SHORT PROBLEM -
Reproduce all entries word for word.

* begin SUPPLIED RECORDS *

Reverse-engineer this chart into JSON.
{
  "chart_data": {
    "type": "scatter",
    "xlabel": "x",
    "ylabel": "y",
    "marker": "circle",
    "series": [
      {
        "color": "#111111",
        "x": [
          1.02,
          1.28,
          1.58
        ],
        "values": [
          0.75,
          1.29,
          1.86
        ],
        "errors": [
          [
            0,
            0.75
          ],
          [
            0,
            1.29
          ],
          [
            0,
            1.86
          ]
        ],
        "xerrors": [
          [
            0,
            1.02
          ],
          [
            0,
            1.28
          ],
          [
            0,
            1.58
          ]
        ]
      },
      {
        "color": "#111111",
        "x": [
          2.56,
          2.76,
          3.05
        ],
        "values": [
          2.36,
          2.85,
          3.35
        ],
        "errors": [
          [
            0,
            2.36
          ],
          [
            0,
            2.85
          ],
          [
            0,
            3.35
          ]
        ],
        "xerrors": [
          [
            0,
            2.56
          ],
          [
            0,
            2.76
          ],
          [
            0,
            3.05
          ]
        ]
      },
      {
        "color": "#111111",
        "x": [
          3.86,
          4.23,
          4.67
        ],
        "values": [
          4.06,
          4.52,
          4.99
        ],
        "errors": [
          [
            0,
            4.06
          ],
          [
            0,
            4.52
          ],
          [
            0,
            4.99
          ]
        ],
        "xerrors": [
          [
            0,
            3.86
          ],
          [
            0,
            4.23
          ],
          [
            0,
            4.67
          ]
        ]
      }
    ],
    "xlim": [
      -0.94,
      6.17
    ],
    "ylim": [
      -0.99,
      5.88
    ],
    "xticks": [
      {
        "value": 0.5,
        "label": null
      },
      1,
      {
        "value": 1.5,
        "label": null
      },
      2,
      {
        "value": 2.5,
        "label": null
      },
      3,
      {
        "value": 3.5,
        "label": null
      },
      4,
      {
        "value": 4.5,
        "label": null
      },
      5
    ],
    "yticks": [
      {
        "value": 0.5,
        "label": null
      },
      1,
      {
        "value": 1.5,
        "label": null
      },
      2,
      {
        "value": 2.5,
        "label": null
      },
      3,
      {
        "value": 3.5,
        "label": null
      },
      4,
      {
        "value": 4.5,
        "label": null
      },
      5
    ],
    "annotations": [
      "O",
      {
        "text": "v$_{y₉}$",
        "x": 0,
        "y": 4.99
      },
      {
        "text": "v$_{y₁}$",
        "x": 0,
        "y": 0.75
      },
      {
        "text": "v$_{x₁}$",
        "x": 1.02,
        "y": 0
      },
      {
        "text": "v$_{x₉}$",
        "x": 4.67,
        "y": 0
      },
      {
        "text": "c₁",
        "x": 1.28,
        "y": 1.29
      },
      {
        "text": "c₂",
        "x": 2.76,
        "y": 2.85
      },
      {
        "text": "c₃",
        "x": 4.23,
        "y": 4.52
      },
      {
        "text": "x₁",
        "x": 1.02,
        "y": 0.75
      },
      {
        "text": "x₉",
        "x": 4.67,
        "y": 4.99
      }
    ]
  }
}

* end SUPPLIED RECORDS *

ANSWER TO THE TASK -
Reverse-engineer this chart into JSON.
{
  "chart_data": {
    "type": "scatter",
    "xlabel": "x",
    "ylabel": "y",
    "marker": "circle",
    "series": [
      {
        "color": "#111111",
        "x": [
          1.02,
          1.28,
          1.58
        ],
        "values": [
          0.75,
          1.29,
          1.86
        ],
        "errors": [
          [
            0,
            0.75
          ],
          [
            0,
            1.29
          ],
          [
            0,
            1.86
          ]
        ],
        "xerrors": [
          [
            0,
            1.02
          ],
          [
            0,
            1.28
          ],
          [
            0,
            1.58
          ]
        ]
      },
      {
        "color": "#111111",
        "x": [
          2.56,
          2.76,
          3.05
        ],
        "values": [
          2.36,
          2.85,
          3.35
        ],
        "errors": [
          [
            0,
            2.36
          ],
          [
            0,
            2.85
          ],
          [
            0,
            3.35
          ]
        ],
        "xerrors": [
          [
            0,
            2.56
          ],
          [
            0,
            2.76
          ],
          [
            0,
            3.05
          ]
        ]
      },
      {
        "color": "#111111",
        "x": [
          3.86,
          4.23,
          4.67
        ],
        "values": [
          4.06,
          4.52,
          4.99
        ],
        "errors": [
          [
            0,
            4.06
          ],
          [
            0,
            4.52
          ],
          [
            0,
            4.99
          ]
        ],
        "xerrors": [
          [
            0,
            3.86
          ],
          [
            0,
            4.23
          ],
          [
            0,
            4.67
          ]
        ]
      }
    ],
    "xlim": [
      -0.94,
      6.17
    ],
    "ylim": [
      -0.99,
      5.88
    ],
    "xticks": [
      {
        "value": 0.5,
        "label": null
      },
      1,
      {
        "value": 1.5,
        "label": null
      },
      2,
      {
        "value": 2.5,
        "label": null
      },
      3,
      {
        "value": 3.5,
        "label": null
      },
      4,
      {
        "value": 4.5,
        "label": null
      },
      5
    ],
    "yticks": [
      {
        "value": 0.5,
        "label": null
      },
      1,
      {
        "value": 1.5,
        "label": null
      },
      2,
      {
        "value": 2.5,
        "label": null
      },
      3,
      {
        "value": 3.5,
        "label": null
      },
      4,
      {
        "value": 4.5,
        "label": null
      },
      5
    ],
    "annotations": [
      "O",
      {
        "text": "v$_{y₉}$",
        "x": 0,
        "y": 4.99
      },
      {
        "text": "v$_{y₁}$",
        "x": 0,
        "y": 0.75
      },
      {
        "text": "v$_{x₁}$",
        "x": 1.02,
        "y": 0
      },
      {
        "text": "v$_{x₉}$",
        "x": 4.67,
        "y": 0
      },
      {
        "text": "c₁",
        "x": 1.28,
        "y": 1.29
      },
      {
        "text": "c₂",
        "x": 2.76,
        "y": 2.85
      },
      {
        "text": "c₃",
        "x": 4.23,
        "y": 4.52
      },
      {
        "text": "x₁",
        "x": 1.02,
        "y": 0.75
      },
      {
        "text": "x₉",
        "x": 4.67,
        "y": 4.99
      }
    ]
  }
}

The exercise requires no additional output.